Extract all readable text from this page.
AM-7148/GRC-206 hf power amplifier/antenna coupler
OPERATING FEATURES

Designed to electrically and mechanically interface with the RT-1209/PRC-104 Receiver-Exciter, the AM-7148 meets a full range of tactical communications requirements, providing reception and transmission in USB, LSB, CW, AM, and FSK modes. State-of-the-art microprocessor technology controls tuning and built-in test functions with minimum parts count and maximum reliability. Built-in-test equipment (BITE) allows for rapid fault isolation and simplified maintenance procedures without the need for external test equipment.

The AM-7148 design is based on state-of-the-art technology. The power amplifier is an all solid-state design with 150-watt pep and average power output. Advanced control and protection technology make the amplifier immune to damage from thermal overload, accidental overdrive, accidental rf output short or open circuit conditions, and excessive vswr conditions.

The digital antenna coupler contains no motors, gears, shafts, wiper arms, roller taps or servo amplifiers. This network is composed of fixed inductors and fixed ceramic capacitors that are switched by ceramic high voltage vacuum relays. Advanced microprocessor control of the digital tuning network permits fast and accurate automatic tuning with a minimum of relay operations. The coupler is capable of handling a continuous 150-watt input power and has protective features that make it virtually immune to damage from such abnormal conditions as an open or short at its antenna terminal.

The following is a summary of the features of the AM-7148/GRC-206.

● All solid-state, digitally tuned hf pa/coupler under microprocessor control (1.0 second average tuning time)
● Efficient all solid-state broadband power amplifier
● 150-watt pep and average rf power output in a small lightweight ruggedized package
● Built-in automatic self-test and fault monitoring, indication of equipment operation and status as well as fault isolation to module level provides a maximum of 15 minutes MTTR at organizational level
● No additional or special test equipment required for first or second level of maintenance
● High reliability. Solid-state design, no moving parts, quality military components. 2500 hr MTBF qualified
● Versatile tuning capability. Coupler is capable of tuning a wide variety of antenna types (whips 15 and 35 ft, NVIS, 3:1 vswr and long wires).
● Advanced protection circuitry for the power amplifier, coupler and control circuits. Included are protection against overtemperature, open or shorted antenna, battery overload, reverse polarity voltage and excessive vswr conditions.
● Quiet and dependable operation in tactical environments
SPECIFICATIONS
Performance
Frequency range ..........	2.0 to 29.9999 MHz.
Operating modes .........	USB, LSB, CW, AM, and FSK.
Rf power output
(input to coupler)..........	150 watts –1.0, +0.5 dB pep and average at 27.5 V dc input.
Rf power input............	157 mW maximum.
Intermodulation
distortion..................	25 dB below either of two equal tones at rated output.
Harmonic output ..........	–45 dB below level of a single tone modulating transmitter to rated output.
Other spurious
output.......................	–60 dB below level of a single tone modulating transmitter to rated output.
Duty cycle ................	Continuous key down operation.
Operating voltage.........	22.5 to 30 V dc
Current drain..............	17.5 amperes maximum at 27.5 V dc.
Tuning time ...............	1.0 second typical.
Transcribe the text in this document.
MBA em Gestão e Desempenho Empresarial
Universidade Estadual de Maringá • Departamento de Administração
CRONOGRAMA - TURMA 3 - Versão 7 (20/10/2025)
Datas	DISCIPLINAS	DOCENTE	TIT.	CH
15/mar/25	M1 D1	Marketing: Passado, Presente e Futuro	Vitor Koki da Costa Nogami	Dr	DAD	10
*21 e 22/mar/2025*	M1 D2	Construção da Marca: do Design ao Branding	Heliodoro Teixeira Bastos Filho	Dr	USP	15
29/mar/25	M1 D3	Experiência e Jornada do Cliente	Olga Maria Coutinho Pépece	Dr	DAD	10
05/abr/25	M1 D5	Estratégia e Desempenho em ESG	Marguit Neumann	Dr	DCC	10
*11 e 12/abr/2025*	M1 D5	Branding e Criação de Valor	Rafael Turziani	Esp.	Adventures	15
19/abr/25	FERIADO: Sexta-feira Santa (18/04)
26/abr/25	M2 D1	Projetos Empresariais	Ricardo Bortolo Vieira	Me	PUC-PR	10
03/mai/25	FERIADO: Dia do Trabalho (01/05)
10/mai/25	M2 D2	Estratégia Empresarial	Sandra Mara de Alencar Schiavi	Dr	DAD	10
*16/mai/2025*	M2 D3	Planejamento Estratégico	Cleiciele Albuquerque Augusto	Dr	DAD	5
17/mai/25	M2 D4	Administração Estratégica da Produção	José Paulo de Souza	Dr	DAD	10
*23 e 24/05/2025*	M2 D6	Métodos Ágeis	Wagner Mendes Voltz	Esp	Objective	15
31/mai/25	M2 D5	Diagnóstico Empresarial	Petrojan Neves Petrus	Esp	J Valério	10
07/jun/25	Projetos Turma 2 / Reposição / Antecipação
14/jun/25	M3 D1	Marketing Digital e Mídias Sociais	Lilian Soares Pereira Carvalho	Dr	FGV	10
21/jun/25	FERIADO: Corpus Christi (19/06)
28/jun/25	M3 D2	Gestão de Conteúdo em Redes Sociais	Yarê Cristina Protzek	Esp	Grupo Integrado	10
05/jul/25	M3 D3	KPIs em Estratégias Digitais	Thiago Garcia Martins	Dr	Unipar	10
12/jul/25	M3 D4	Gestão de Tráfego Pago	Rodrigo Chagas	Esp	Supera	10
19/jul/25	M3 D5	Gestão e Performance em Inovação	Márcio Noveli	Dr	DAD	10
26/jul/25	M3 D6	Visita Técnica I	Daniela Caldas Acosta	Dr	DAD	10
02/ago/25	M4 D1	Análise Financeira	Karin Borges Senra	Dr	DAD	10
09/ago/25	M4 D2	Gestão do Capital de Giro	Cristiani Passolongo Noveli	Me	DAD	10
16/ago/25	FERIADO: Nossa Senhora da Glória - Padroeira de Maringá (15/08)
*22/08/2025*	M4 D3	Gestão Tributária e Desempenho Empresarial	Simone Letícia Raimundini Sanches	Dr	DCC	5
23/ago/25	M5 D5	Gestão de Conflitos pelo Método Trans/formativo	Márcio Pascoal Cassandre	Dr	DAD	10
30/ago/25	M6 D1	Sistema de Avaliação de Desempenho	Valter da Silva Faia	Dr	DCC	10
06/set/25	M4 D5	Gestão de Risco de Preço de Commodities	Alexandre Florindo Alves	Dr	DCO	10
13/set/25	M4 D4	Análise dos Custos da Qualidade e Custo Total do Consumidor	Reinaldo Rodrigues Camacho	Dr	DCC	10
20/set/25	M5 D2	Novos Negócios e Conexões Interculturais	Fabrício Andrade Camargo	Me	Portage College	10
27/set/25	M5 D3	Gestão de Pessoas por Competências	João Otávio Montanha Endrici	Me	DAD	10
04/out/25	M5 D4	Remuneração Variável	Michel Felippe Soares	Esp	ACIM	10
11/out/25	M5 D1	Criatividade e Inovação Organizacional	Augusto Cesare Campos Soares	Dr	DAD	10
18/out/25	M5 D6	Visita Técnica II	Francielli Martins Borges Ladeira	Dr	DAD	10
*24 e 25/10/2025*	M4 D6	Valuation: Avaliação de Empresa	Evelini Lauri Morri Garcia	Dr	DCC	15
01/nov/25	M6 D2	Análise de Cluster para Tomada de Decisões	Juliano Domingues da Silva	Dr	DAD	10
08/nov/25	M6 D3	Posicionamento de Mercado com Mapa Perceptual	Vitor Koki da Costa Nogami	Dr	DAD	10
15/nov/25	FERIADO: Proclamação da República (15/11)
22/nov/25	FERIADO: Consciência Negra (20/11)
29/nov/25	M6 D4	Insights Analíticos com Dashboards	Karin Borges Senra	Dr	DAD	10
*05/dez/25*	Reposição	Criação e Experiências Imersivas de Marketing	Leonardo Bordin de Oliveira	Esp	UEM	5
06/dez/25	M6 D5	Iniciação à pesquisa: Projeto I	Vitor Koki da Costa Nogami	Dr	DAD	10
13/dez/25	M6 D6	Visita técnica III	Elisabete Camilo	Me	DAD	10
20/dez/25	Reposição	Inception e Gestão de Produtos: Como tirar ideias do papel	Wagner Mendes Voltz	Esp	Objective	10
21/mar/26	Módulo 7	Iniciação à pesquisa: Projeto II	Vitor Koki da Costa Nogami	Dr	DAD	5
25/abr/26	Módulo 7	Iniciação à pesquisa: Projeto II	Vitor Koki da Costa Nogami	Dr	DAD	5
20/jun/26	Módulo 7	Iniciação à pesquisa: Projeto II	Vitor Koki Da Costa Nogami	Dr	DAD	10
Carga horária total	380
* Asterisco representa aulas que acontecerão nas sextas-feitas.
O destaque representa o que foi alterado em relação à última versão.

+---+

**Short exercise**
Copy each line above that contains the string "Martins".

**Answer to this problem**
05/jul/25	M3 D3	KPIs em Estratégias Digitais	Thiago Garcia Martins	Dr	Unipar	10
18/out/25	M5 D6	Visita Técnica II	Francielli Martins Borges Ladeira	Dr	DAD	10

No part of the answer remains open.